[Figure collection entries]
______

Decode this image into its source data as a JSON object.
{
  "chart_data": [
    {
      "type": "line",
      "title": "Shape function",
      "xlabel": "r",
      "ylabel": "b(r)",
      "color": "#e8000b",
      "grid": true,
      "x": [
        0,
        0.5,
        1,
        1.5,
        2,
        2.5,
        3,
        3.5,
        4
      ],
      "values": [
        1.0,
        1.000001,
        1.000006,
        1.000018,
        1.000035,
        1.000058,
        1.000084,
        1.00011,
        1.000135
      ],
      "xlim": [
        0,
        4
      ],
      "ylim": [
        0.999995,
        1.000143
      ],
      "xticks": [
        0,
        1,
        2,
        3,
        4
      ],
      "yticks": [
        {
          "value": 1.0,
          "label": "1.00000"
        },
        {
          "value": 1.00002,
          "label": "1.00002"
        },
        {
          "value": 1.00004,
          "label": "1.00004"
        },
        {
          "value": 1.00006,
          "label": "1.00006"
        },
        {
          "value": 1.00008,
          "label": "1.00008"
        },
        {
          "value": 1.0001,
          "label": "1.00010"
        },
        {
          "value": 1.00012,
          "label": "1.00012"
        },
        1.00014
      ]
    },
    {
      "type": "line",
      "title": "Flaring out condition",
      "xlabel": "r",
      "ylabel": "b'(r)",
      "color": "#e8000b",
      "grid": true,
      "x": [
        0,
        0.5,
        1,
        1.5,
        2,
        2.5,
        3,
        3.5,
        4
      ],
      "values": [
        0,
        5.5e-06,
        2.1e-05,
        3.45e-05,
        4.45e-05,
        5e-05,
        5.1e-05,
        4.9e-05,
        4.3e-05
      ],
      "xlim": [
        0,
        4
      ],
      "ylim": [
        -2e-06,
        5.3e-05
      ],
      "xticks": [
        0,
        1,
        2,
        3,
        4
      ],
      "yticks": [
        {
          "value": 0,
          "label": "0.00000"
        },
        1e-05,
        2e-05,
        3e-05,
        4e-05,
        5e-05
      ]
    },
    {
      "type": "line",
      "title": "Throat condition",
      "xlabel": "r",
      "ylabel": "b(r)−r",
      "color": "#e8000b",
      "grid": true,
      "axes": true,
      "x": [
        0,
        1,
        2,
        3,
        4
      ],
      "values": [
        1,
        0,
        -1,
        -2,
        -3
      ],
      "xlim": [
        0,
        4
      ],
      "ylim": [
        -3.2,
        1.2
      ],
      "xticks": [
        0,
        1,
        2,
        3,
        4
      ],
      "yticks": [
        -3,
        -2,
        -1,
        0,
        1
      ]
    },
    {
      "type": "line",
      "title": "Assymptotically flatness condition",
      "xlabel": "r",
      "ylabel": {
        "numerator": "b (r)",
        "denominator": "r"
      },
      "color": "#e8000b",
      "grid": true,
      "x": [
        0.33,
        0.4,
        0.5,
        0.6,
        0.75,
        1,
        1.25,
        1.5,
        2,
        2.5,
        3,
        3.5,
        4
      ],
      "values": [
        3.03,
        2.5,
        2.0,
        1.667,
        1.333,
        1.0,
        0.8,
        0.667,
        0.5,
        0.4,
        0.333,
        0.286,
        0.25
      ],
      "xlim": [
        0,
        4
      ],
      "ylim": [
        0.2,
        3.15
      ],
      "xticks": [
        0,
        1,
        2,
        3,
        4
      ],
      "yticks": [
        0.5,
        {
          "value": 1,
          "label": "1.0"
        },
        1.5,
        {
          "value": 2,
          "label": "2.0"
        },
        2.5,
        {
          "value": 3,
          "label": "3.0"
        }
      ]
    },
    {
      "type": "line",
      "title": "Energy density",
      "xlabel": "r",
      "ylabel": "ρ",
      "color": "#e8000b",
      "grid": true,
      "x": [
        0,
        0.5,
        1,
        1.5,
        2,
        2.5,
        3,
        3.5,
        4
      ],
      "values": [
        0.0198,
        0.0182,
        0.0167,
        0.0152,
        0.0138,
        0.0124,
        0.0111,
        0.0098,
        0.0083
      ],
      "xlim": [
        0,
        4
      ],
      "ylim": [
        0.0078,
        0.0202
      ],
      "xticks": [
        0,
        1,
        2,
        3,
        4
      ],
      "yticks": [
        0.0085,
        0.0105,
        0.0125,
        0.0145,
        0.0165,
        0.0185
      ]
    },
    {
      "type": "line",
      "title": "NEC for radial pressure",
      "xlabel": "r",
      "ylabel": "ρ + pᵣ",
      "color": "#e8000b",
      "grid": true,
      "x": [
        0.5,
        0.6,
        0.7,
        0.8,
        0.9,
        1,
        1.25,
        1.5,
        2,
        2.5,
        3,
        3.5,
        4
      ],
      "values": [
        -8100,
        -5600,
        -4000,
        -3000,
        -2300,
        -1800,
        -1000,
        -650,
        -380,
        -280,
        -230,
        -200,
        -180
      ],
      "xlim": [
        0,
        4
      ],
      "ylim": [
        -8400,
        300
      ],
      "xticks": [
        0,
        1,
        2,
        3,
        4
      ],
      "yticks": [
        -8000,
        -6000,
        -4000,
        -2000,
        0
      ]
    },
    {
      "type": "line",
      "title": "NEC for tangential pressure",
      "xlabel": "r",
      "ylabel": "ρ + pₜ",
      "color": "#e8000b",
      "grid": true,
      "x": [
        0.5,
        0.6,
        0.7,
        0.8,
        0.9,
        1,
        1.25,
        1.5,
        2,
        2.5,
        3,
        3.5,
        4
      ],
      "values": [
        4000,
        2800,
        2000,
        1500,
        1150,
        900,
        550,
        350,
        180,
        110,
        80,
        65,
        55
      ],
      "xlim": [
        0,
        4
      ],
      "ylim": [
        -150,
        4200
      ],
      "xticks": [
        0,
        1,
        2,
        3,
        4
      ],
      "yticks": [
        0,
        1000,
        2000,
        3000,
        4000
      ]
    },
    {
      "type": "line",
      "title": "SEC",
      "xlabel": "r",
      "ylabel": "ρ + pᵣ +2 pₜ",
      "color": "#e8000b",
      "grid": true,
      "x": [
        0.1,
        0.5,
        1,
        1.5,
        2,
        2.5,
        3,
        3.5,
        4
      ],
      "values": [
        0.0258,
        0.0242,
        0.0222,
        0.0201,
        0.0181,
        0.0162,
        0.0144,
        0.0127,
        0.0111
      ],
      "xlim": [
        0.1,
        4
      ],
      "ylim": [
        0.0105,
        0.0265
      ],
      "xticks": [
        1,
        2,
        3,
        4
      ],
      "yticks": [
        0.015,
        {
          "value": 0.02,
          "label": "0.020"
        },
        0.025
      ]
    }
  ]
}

______

§ Goal
Filter the listing for the word "pressure" and copy every line that holds it.

§ Answer below
      "title": "NEC for radial pressure",
      "title": "NEC for tangential pressure",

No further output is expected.